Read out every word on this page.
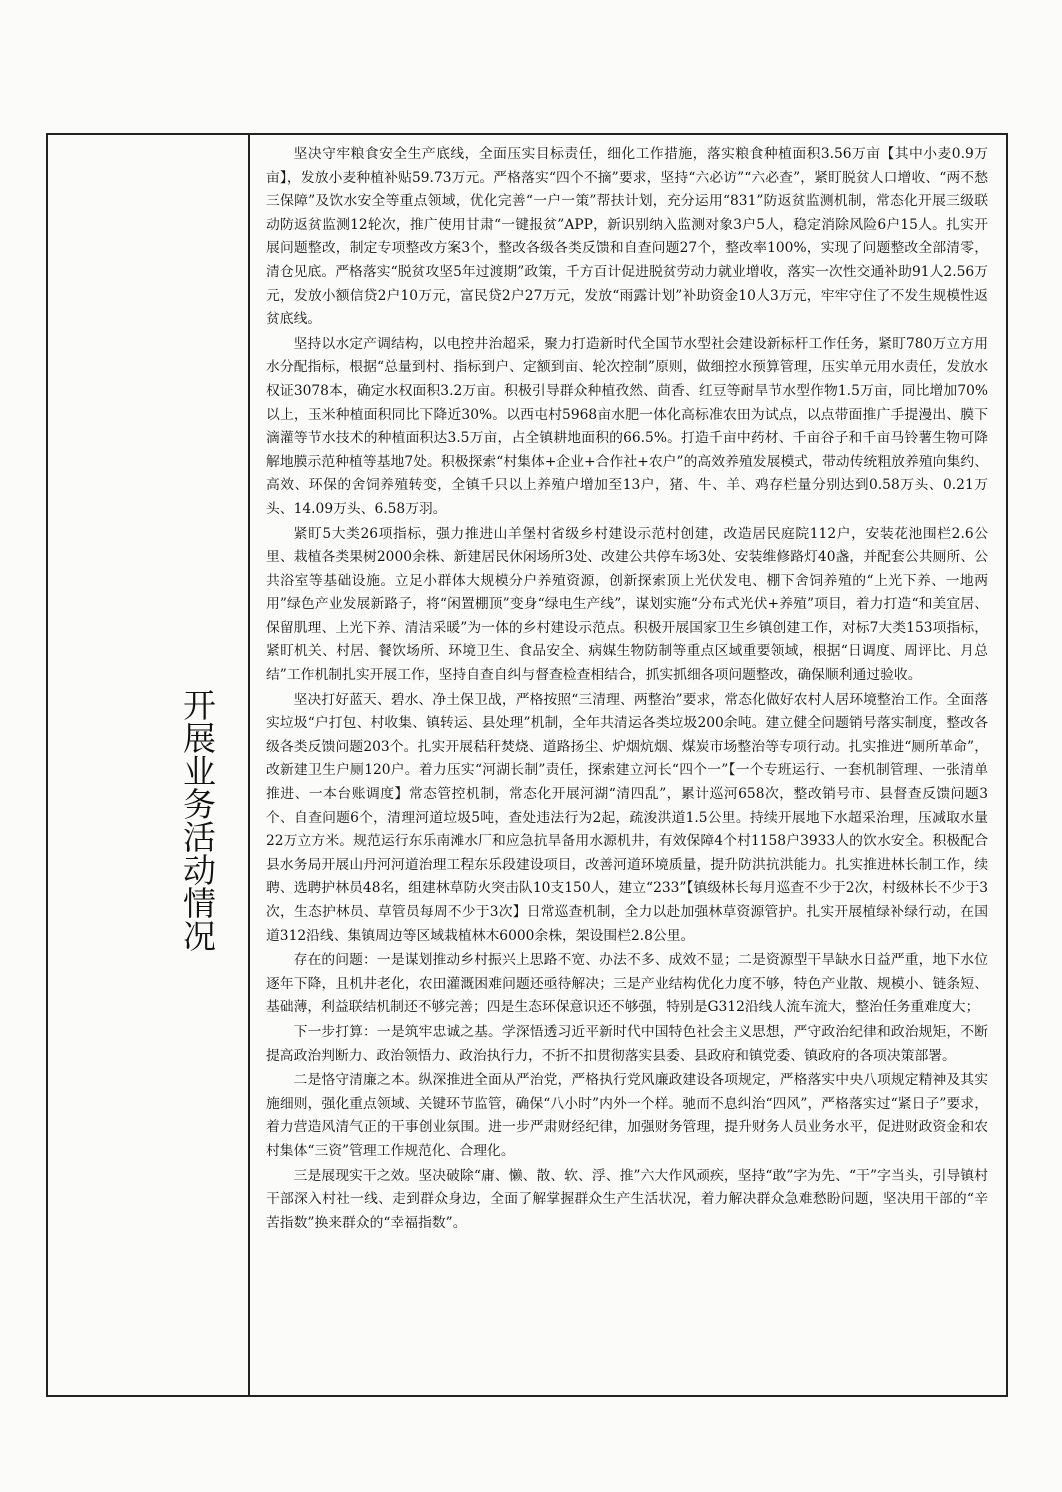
开展业务活动情况

坚决守牢粮食安全生产底线，全面压实目标责任，细化工作措施，落实粮食种植面积3.56万亩【其中小麦0.9万亩】，发放小麦种植补贴59.73万元。严格落实“四个不摘”要求，坚持“六必访”“六必查”，紧盯脱贫人口增收、“两不愁三保障”及饮水安全等重点领域，优化完善“一户一策”帮扶计划，充分运用“831”防返贫监测机制，常态化开展三级联动防返贫监测12轮次，推广使用甘肃“一键报贫”APP，新识别纳入监测对象3户5人，稳定消除风险6户15人。扎实开展问题整改，制定专项整改方案3个，整改各级各类反馈和自查问题27个，整改率100%，实现了问题整改全部清零，清仓见底。严格落实“脱贫攻坚5年过渡期”政策，千方百计促进脱贫劳动力就业增收，落实一次性交通补助91人2.56万元，发放小额信贷2户10万元，富民贷2户27万元，发放“雨露计划”补助资金10人3万元，牢牢守住了不发生规模性返贫底线。

坚持以水定产调结构，以电控井治超采，聚力打造新时代全国节水型社会建设新标杆工作任务，紧盯780万立方用水分配指标，根据“总量到村、指标到户、定额到亩、轮次控制”原则，做细控水预算管理，压实单元用水责任，发放水权证3078本，确定水权面积3.2万亩。积极引导群众种植孜然、茴香、红豆等耐旱节水型作物1.5万亩，同比增加70%以上，玉米种植面积同比下降近30%。以西屯村5968亩水肥一体化高标准农田为试点，以点带面推广手提漫出、膜下滴灌等节水技术的种植面积达3.5万亩，占全镇耕地面积的66.5%。打造千亩中药材、千亩谷子和千亩马铃薯生物可降解地膜示范种植等基地7处。积极探索“村集体+企业+合作社+农户”的高效养殖发展模式，带动传统粗放养殖向集约、高效、环保的舍饲养殖转变，全镇千只以上养殖户增加至13户，猪、牛、羊、鸡存栏量分别达到0.58万头、0.21万头、14.09万头、6.58万羽。

紧盯5大类26项指标，强力推进山羊堡村省级乡村建设示范村创建，改造居民庭院112户，安装花池围栏2.6公里、栽植各类果树2000余株、新建居民休闲场所3处、改建公共停车场3处、安装维修路灯40盏，并配套公共厕所、公共浴室等基础设施。立足小群体大规模分户养殖资源，创新探索顶上光伏发电、棚下舍饲养殖的“上光下养、一地两用”绿色产业发展新路子，将“闲置棚顶”变身“绿电生产线”，谋划实施“分布式光伏+养殖”项目，着力打造“和美宜居、保留肌理、上光下养、清洁采暖”为一体的乡村建设示范点。积极开展国家卫生乡镇创建工作，对标7大类153项指标，紧盯机关、村居、餐饮场所、环境卫生、食品安全、病媒生物防制等重点区域重要领域，根据“日调度、周评比、月总结”工作机制扎实开展工作，坚持自查自纠与督查检查相结合，抓实抓细各项问题整改，确保顺利通过验收。

坚决打好蓝天、碧水、净土保卫战，严格按照“三清理、两整治”要求，常态化做好农村人居环境整治工作。全面落实垃圾“户打包、村收集、镇转运、县处理”机制，全年共清运各类垃圾200余吨。建立健全问题销号落实制度，整改各级各类反馈问题203个。扎实开展秸秆焚烧、道路扬尘、炉烟炕烟、煤炭市场整治等专项行动。扎实推进“厕所革命”，改新建卫生户厕120户。着力压实“河湖长制”责任，探索建立河长“四个一”【一个专班运行、一套机制管理、一张清单推进、一本台账调度】常态管控机制，常态化开展河湖“清四乱”，累计巡河658次，整改销号市、县督查反馈问题3个、自查问题6个，清理河道垃圾5吨，查处违法行为2起，疏浚洪道1.5公里。持续开展地下水超采治理，压减取水量22万立方米。规范运行东乐南滩水厂和应急抗旱备用水源机井，有效保障4个村1158户3933人的饮水安全。积极配合县水务局开展山丹河河道治理工程东乐段建设项目，改善河道环境质量，提升防洪抗洪能力。扎实推进林长制工作，续聘、选聘护林员48名，组建林草防火突击队10支150人，建立“233”【镇级林长每月巡查不少于2次，村级林长不少于3次，生态护林员、草管员每周不少于3次】日常巡查机制，全力以赴加强林草资源管护。扎实开展植绿补绿行动，在国道312沿线、集镇周边等区域栽植林木6000余株，架设围栏2.8公里。

存在的问题：一是谋划推动乡村振兴上思路不宽、办法不多、成效不显；二是资源型干旱缺水日益严重，地下水位逐年下降，且机井老化，农田灌溉困难问题还亟待解决；三是产业结构优化力度不够，特色产业散、规模小、链条短、基础薄，利益联结机制还不够完善；四是生态环保意识还不够强，特别是G312沿线人流车流大，整治任务重难度大；

下一步打算：一是筑牢忠诚之基。学深悟透习近平新时代中国特色社会主义思想，严守政治纪律和政治规矩，不断提高政治判断力、政治领悟力、政治执行力，不折不扣贯彻落实县委、县政府和镇党委、镇政府的各项决策部署。

二是恪守清廉之本。纵深推进全面从严治党，严格执行党风廉政建设各项规定，严格落实中央八项规定精神及其实施细则，强化重点领域、关键环节监管，确保“八小时”内外一个样。驰而不息纠治“四风”，严格落实过“紧日子”要求，着力营造风清气正的干事创业氛围。进一步严肃财经纪律，加强财务管理，提升财务人员业务水平，促进财政资金和农村集体“三资”管理工作规范化、合理化。

三是展现实干之效。坚决破除“庸、懒、散、软、浮、推”六大作风顽疾，坚持“敢”字为先、“干”字当头，引导镇村干部深入村社一线、走到群众身边，全面了解掌握群众生产生活状况，着力解决群众急难愁盼问题，坚决用干部的“辛苦指数”换来群众的“幸福指数”。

##############################

● Task goal:
Repeat all of the records verbatim, leaving out the pictures.

● Solved problem:
Read out every word on this page.
开展业务活动情况

坚决守牢粮食安全生产底线，全面压实目标责任，细化工作措施，落实粮食种植面积3.56万亩【其中小麦0.9万亩】，发放小麦种植补贴59.73万元。严格落实“四个不摘”要求，坚持“六必访”“六必查”，紧盯脱贫人口增收、“两不愁三保障”及饮水安全等重点领域，优化完善“一户一策”帮扶计划，充分运用“831”防返贫监测机制，常态化开展三级联动防返贫监测12轮次，推广使用甘肃“一键报贫”APP，新识别纳入监测对象3户5人，稳定消除风险6户15人。扎实开展问题整改，制定专项整改方案3个，整改各级各类反馈和自查问题27个，整改率100%，实现了问题整改全部清零，清仓见底。严格落实“脱贫攻坚5年过渡期”政策，千方百计促进脱贫劳动力就业增收，落实一次性交通补助91人2.56万元，发放小额信贷2户10万元，富民贷2户27万元，发放“雨露计划”补助资金10人3万元，牢牢守住了不发生规模性返贫底线。

坚持以水定产调结构，以电控井治超采，聚力打造新时代全国节水型社会建设新标杆工作任务，紧盯780万立方用水分配指标，根据“总量到村、指标到户、定额到亩、轮次控制”原则，做细控水预算管理，压实单元用水责任，发放水权证3078本，确定水权面积3.2万亩。积极引导群众种植孜然、茴香、红豆等耐旱节水型作物1.5万亩，同比增加70%以上，玉米种植面积同比下降近30%。以西屯村5968亩水肥一体化高标准农田为试点，以点带面推广手提漫出、膜下滴灌等节水技术的种植面积达3.5万亩，占全镇耕地面积的66.5%。打造千亩中药材、千亩谷子和千亩马铃薯生物可降解地膜示范种植等基地7处。积极探索“村集体+企业+合作社+农户”的高效养殖发展模式，带动传统粗放养殖向集约、高效、环保的舍饲养殖转变，全镇千只以上养殖户增加至13户，猪、牛、羊、鸡存栏量分别达到0.58万头、0.21万头、14.09万头、6.58万羽。

紧盯5大类26项指标，强力推进山羊堡村省级乡村建设示范村创建，改造居民庭院112户，安装花池围栏2.6公里、栽植各类果树2000余株、新建居民休闲场所3处、改建公共停车场3处、安装维修路灯40盏，并配套公共厕所、公共浴室等基础设施。立足小群体大规模分户养殖资源，创新探索顶上光伏发电、棚下舍饲养殖的“上光下养、一地两用”绿色产业发展新路子，将“闲置棚顶”变身“绿电生产线”，谋划实施“分布式光伏+养殖”项目，着力打造“和美宜居、保留肌理、上光下养、清洁采暖”为一体的乡村建设示范点。积极开展国家卫生乡镇创建工作，对标7大类153项指标，紧盯机关、村居、餐饮场所、环境卫生、食品安全、病媒生物防制等重点区域重要领域，根据“日调度、周评比、月总结”工作机制扎实开展工作，坚持自查自纠与督查检查相结合，抓实抓细各项问题整改，确保顺利通过验收。

坚决打好蓝天、碧水、净土保卫战，严格按照“三清理、两整治”要求，常态化做好农村人居环境整治工作。全面落实垃圾“户打包、村收集、镇转运、县处理”机制，全年共清运各类垃圾200余吨。建立健全问题销号落实制度，整改各级各类反馈问题203个。扎实开展秸秆焚烧、道路扬尘、炉烟炕烟、煤炭市场整治等专项行动。扎实推进“厕所革命”，改新建卫生户厕120户。着力压实“河湖长制”责任，探索建立河长“四个一”【一个专班运行、一套机制管理、一张清单推进、一本台账调度】常态管控机制，常态化开展河湖“清四乱”，累计巡河658次，整改销号市、县督查反馈问题3个、自查问题6个，清理河道垃圾5吨，查处违法行为2起，疏浚洪道1.5公里。持续开展地下水超采治理，压减取水量22万立方米。规范运行东乐南滩水厂和应急抗旱备用水源机井，有效保障4个村1158户3933人的饮水安全。积极配合县水务局开展山丹河河道治理工程东乐段建设项目，改善河道环境质量，提升防洪抗洪能力。扎实推进林长制工作，续聘、选聘护林员48名，组建林草防火突击队10支150人，建立“233”【镇级林长每月巡查不少于2次，村级林长不少于3次，生态护林员、草管员每周不少于3次】日常巡查机制，全力以赴加强林草资源管护。扎实开展植绿补绿行动，在国道312沿线、集镇周边等区域栽植林木6000余株，架设围栏2.8公里。

存在的问题：一是谋划推动乡村振兴上思路不宽、办法不多、成效不显；二是资源型干旱缺水日益严重，地下水位逐年下降，且机井老化，农田灌溉困难问题还亟待解决；三是产业结构优化力度不够，特色产业散、规模小、链条短、基础薄，利益联结机制还不够完善；四是生态环保意识还不够强，特别是G312沿线人流车流大，整治任务重难度大；

下一步打算：一是筑牢忠诚之基。学深悟透习近平新时代中国特色社会主义思想，严守政治纪律和政治规矩，不断提高政治判断力、政治领悟力、政治执行力，不折不扣贯彻落实县委、县政府和镇党委、镇政府的各项决策部署。

二是恪守清廉之本。纵深推进全面从严治党，严格执行党风廉政建设各项规定，严格落实中央八项规定精神及其实施细则，强化重点领域、关键环节监管，确保“八小时”内外一个样。驰而不息纠治“四风”，严格落实过“紧日子”要求，着力营造风清气正的干事创业氛围。进一步严肃财经纪律，加强财务管理，提升财务人员业务水平，促进财政资金和农村集体“三资”管理工作规范化、合理化。

三是展现实干之效。坚决破除“庸、懒、散、软、浮、推”六大作风顽疾，坚持“敢”字为先、“干”字当头，引导镇村干部深入村社一线、走到群众身边，全面了解掌握群众生产生活状况，着力解决群众急难愁盼问题，坚决用干部的“辛苦指数”换来群众的“幸福指数”。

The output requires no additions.